** BEGIN RECORDS FOR THE EXERCISE **

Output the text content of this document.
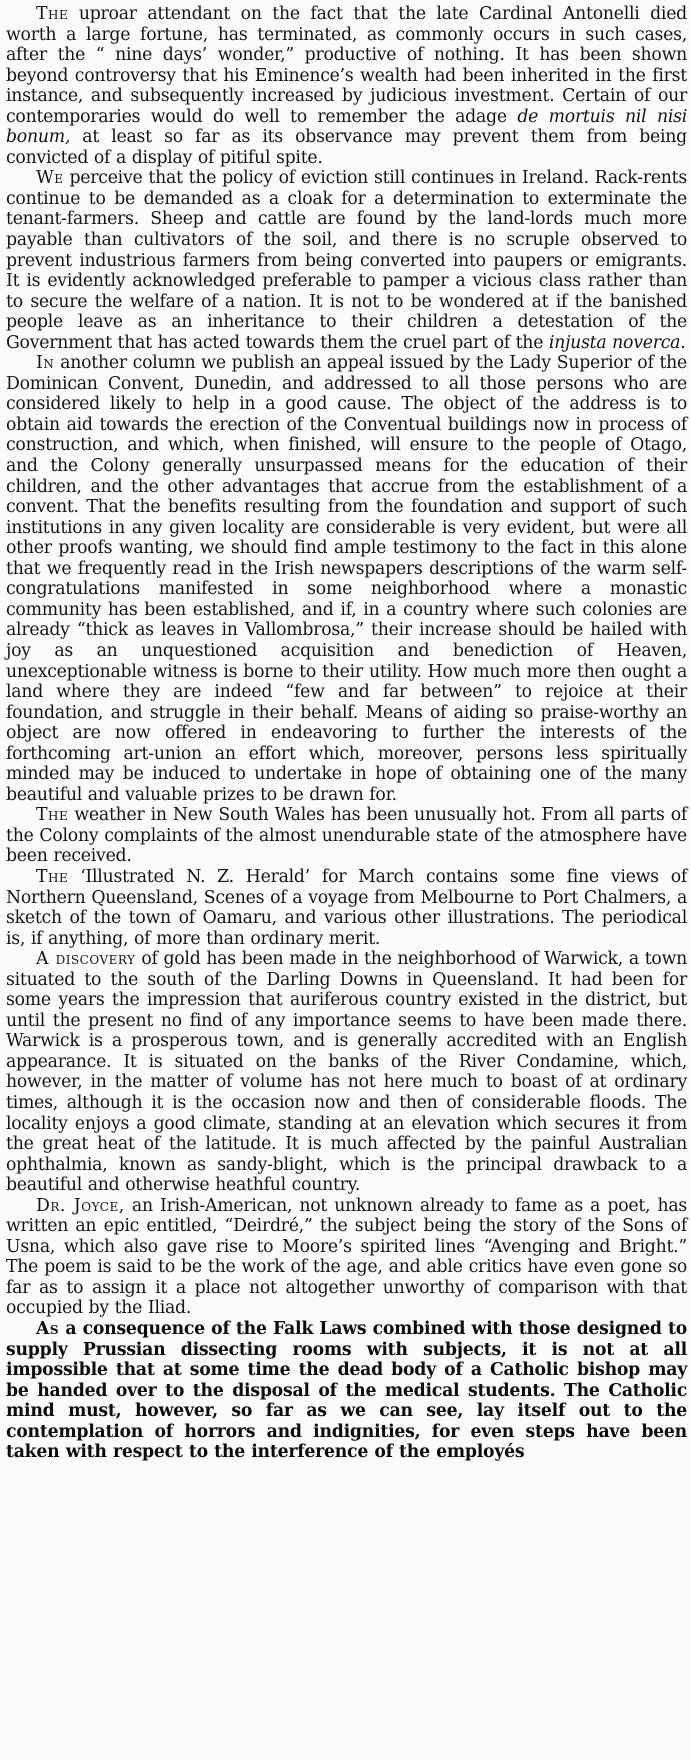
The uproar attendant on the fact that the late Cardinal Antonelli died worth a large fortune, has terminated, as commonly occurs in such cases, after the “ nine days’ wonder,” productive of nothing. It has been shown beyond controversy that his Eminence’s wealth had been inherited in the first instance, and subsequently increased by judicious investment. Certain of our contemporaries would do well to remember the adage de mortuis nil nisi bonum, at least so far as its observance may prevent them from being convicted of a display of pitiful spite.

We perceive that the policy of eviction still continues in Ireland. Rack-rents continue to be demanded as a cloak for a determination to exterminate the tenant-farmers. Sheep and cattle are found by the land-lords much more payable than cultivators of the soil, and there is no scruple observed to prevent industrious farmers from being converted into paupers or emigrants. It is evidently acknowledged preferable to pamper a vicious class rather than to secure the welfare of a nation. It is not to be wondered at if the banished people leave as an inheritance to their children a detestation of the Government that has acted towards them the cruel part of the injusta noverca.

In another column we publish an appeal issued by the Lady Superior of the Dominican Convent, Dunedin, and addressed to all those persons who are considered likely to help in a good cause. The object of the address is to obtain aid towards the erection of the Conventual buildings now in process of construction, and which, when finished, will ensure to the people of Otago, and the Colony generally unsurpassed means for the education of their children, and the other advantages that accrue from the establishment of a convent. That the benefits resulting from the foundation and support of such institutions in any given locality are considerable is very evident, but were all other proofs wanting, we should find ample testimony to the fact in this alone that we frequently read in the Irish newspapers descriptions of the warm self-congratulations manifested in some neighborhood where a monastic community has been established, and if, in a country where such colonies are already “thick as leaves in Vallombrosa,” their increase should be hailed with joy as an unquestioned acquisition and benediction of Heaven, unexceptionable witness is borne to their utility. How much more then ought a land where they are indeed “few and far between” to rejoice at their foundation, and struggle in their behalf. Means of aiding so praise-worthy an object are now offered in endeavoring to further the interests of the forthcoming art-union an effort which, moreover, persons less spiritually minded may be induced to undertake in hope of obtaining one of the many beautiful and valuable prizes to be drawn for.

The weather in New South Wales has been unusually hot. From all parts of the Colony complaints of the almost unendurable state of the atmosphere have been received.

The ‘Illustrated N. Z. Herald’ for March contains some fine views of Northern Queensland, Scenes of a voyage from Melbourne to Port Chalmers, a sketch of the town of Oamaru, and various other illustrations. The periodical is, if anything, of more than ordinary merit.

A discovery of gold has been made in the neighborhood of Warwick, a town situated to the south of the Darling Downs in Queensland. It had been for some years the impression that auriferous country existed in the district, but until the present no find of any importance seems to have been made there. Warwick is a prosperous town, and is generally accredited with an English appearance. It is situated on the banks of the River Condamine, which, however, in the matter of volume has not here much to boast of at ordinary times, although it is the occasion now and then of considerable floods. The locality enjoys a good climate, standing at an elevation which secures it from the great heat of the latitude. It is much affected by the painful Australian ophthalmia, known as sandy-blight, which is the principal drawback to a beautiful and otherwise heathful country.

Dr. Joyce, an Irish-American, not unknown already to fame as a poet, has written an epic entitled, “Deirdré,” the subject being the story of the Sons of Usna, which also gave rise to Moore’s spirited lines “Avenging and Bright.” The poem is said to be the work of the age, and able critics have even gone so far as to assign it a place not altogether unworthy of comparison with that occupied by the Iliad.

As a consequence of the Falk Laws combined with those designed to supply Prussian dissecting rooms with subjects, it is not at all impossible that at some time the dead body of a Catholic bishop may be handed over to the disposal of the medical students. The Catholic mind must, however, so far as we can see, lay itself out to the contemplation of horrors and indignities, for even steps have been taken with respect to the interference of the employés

** END RECORDS FOR THE EXERCISE **

YOUR TASK:
Print the full listing exactly, dropping the pictures.

EXPECTED OUTPUT:
Output the text content of this document.
The uproar attendant on the fact that the late Cardinal Antonelli died worth a large fortune, has terminated, as commonly occurs in such cases, after the “ nine days’ wonder,” productive of nothing. It has been shown beyond controversy that his Eminence’s wealth had been inherited in the first instance, and subsequently increased by judicious investment. Certain of our contemporaries would do well to remember the adage de mortuis nil nisi bonum, at least so far as its observance may prevent them from being convicted of a display of pitiful spite.

We perceive that the policy of eviction still continues in Ireland. Rack-rents continue to be demanded as a cloak for a determination to exterminate the tenant-farmers. Sheep and cattle are found by the land-lords much more payable than cultivators of the soil, and there is no scruple observed to prevent industrious farmers from being converted into paupers or emigrants. It is evidently acknowledged preferable to pamper a vicious class rather than to secure the welfare of a nation. It is not to be wondered at if the banished people leave as an inheritance to their children a detestation of the Government that has acted towards them the cruel part of the injusta noverca.

In another column we publish an appeal issued by the Lady Superior of the Dominican Convent, Dunedin, and addressed to all those persons who are considered likely to help in a good cause. The object of the address is to obtain aid towards the erection of the Conventual buildings now in process of construction, and which, when finished, will ensure to the people of Otago, and the Colony generally unsurpassed means for the education of their children, and the other advantages that accrue from the establishment of a convent. That the benefits resulting from the foundation and support of such institutions in any given locality are considerable is very evident, but were all other proofs wanting, we should find ample testimony to the fact in this alone that we frequently read in the Irish newspapers descriptions of the warm self-congratulations manifested in some neighborhood where a monastic community has been established, and if, in a country where such colonies are already “thick as leaves in Vallombrosa,” their increase should be hailed with joy as an unquestioned acquisition and benediction of Heaven, unexceptionable witness is borne to their utility. How much more then ought a land where they are indeed “few and far between” to rejoice at their foundation, and struggle in their behalf. Means of aiding so praise-worthy an object are now offered in endeavoring to further the interests of the forthcoming art-union an effort which, moreover, persons less spiritually minded may be induced to undertake in hope of obtaining one of the many beautiful and valuable prizes to be drawn for.

The weather in New South Wales has been unusually hot. From all parts of the Colony complaints of the almost unendurable state of the atmosphere have been received.

The ‘Illustrated N. Z. Herald’ for March contains some fine views of Northern Queensland, Scenes of a voyage from Melbourne to Port Chalmers, a sketch of the town of Oamaru, and various other illustrations. The periodical is, if anything, of more than ordinary merit.

A discovery of gold has been made in the neighborhood of Warwick, a town situated to the south of the Darling Downs in Queensland. It had been for some years the impression that auriferous country existed in the district, but until the present no find of any importance seems to have been made there. Warwick is a prosperous town, and is generally accredited with an English appearance. It is situated on the banks of the River Condamine, which, however, in the matter of volume has not here much to boast of at ordinary times, although it is the occasion now and then of considerable floods. The locality enjoys a good climate, standing at an elevation which secures it from the great heat of the latitude. It is much affected by the painful Australian ophthalmia, known as sandy-blight, which is the principal drawback to a beautiful and otherwise heathful country.

Dr. Joyce, an Irish-American, not unknown already to fame as a poet, has written an epic entitled, “Deirdré,” the subject being the story of the Sons of Usna, which also gave rise to Moore’s spirited lines “Avenging and Bright.” The poem is said to be the work of the age, and able critics have even gone so far as to assign it a place not altogether unworthy of comparison with that occupied by the Iliad.

As a consequence of the Falk Laws combined with those designed to supply Prussian dissecting rooms with subjects, it is not at all impossible that at some time the dead body of a Catholic bishop may be handed over to the disposal of the medical students. The Catholic mind must, however, so far as we can see, lay itself out to the contemplation of horrors and indignities, for even steps have been taken with respect to the interference of the employés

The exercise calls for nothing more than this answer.